*Exercise objective*. Could you copy, word for word, only the lines from the one containing "Output a JSON" through the last line of the records below, both included?

*Data entries*.
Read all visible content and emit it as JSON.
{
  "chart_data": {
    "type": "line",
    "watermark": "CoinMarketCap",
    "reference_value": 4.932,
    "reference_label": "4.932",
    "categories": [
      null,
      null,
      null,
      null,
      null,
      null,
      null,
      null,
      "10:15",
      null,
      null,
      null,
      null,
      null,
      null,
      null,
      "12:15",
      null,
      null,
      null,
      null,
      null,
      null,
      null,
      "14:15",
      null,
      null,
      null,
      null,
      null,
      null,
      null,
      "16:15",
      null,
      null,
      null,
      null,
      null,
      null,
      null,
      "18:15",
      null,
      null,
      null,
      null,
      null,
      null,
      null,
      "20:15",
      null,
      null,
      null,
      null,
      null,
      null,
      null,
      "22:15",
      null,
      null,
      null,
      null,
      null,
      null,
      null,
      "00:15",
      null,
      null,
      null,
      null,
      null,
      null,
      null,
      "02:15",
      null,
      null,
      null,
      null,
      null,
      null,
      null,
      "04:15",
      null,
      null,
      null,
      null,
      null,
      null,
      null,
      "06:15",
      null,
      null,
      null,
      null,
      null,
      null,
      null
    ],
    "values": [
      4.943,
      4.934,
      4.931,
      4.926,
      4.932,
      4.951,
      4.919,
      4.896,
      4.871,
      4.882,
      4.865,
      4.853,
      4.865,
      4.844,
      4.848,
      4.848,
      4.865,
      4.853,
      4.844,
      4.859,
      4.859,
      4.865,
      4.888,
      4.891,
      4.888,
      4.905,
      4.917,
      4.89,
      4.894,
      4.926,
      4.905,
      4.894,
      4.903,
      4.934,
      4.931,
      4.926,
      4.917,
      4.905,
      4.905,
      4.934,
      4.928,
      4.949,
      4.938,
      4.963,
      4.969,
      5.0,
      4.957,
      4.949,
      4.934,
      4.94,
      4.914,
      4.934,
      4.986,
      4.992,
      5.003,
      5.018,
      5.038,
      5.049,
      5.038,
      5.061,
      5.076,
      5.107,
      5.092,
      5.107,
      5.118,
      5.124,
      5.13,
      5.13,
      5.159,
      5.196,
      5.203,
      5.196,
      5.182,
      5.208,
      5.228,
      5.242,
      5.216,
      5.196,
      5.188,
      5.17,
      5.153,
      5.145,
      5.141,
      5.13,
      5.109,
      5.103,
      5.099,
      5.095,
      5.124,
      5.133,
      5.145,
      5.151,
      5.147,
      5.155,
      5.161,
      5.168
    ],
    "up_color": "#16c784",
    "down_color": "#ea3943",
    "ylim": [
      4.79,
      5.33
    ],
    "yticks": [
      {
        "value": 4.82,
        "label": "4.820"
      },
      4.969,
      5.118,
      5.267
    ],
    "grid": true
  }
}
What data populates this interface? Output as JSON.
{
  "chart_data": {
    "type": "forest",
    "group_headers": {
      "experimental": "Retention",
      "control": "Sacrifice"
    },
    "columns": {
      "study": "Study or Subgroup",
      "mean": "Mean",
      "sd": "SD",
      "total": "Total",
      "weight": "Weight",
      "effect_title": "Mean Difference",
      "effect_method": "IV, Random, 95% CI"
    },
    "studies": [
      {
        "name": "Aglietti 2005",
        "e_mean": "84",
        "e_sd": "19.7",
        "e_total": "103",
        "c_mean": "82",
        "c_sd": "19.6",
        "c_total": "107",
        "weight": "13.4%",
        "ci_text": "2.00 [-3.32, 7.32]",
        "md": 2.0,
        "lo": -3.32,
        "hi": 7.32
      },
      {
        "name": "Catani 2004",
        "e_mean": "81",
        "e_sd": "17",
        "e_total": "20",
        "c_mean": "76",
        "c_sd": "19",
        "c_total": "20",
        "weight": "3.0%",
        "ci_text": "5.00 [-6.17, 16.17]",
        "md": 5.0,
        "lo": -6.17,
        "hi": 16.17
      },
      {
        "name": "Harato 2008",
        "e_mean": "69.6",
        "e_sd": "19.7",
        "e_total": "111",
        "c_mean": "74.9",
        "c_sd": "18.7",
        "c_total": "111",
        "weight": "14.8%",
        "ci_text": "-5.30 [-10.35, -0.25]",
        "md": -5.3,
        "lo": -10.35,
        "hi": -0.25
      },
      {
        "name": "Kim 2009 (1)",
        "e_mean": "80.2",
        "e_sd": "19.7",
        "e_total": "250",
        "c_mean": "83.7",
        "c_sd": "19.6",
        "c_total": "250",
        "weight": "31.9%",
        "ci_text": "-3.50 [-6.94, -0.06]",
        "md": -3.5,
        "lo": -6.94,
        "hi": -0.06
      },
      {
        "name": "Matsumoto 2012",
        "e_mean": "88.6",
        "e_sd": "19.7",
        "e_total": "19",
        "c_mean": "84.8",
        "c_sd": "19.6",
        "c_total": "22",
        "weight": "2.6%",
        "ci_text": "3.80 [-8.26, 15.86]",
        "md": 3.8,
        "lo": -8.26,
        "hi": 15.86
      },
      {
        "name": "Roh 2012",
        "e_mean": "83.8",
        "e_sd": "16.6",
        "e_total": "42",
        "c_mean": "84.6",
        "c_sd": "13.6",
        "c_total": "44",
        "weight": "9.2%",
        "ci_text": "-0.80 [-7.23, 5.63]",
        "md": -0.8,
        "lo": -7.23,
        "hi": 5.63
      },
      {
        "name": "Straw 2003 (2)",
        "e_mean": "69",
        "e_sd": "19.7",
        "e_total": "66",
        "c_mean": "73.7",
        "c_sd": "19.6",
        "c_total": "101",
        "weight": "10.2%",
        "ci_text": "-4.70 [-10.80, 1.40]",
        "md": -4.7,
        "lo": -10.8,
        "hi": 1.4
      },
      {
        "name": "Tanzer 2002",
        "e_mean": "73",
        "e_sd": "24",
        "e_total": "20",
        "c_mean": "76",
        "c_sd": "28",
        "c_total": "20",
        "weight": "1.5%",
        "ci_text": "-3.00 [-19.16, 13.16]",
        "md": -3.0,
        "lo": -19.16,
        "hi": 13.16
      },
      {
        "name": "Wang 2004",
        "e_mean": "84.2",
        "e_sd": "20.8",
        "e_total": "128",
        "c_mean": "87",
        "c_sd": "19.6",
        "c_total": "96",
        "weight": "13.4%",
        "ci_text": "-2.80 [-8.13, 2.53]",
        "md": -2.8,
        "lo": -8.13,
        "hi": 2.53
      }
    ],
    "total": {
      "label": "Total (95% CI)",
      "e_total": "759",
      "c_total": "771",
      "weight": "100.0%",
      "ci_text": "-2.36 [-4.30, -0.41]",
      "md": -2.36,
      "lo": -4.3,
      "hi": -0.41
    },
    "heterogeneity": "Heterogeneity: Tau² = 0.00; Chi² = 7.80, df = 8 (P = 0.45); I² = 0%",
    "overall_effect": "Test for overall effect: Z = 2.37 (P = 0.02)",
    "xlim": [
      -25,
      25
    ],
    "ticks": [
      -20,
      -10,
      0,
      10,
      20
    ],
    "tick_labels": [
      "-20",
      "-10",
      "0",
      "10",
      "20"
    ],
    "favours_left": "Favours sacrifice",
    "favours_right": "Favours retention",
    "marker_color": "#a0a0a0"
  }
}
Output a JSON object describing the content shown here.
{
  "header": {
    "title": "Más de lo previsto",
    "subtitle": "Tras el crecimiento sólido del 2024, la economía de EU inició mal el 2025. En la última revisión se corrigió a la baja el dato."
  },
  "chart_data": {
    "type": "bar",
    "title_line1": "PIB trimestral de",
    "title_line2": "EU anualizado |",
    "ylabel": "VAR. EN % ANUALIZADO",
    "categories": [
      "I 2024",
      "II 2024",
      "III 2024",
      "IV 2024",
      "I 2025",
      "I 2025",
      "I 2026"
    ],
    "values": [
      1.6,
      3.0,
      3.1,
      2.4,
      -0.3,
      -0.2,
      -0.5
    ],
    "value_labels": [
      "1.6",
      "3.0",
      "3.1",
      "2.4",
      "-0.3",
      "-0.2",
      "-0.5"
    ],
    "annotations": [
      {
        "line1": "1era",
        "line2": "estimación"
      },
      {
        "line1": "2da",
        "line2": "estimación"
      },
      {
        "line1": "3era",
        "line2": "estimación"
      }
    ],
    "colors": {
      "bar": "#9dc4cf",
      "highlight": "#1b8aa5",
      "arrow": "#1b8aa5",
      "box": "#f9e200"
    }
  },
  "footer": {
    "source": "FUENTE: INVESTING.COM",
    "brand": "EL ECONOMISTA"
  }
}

*Completed exercise*.
Output a JSON object describing the content shown here.
{
  "header": {
    "title": "Más de lo previsto",
    "subtitle": "Tras el crecimiento sólido del 2024, la economía de EU inició mal el 2025. En la última revisión se corrigió a la baja el dato."
  },
  "chart_data": {
    "type": "bar",
    "title_line1": "PIB trimestral de",
    "title_line2": "EU anualizado |",
    "ylabel": "VAR. EN % ANUALIZADO",
    "categories": [
      "I 2024",
      "II 2024",
      "III 2024",
      "IV 2024",
      "I 2025",
      "I 2025",
      "I 2026"
    ],
    "values": [
      1.6,
      3.0,
      3.1,
      2.4,
      -0.3,
      -0.2,
      -0.5
    ],
    "value_labels": [
      "1.6",
      "3.0",
      "3.1",
      "2.4",
      "-0.3",
      "-0.2",
      "-0.5"
    ],
    "annotations": [
      {
        "line1": "1era",
        "line2": "estimación"
      },
      {
        "line1": "2da",
        "line2": "estimación"
      },
      {
        "line1": "3era",
        "line2": "estimación"
      }
    ],
    "colors": {
      "bar": "#9dc4cf",
      "highlight": "#1b8aa5",
      "arrow": "#1b8aa5",
      "box": "#f9e200"
    }
  },
  "footer": {
    "source": "FUENTE: INVESTING.COM",
    "brand": "EL ECONOMISTA"
  }
}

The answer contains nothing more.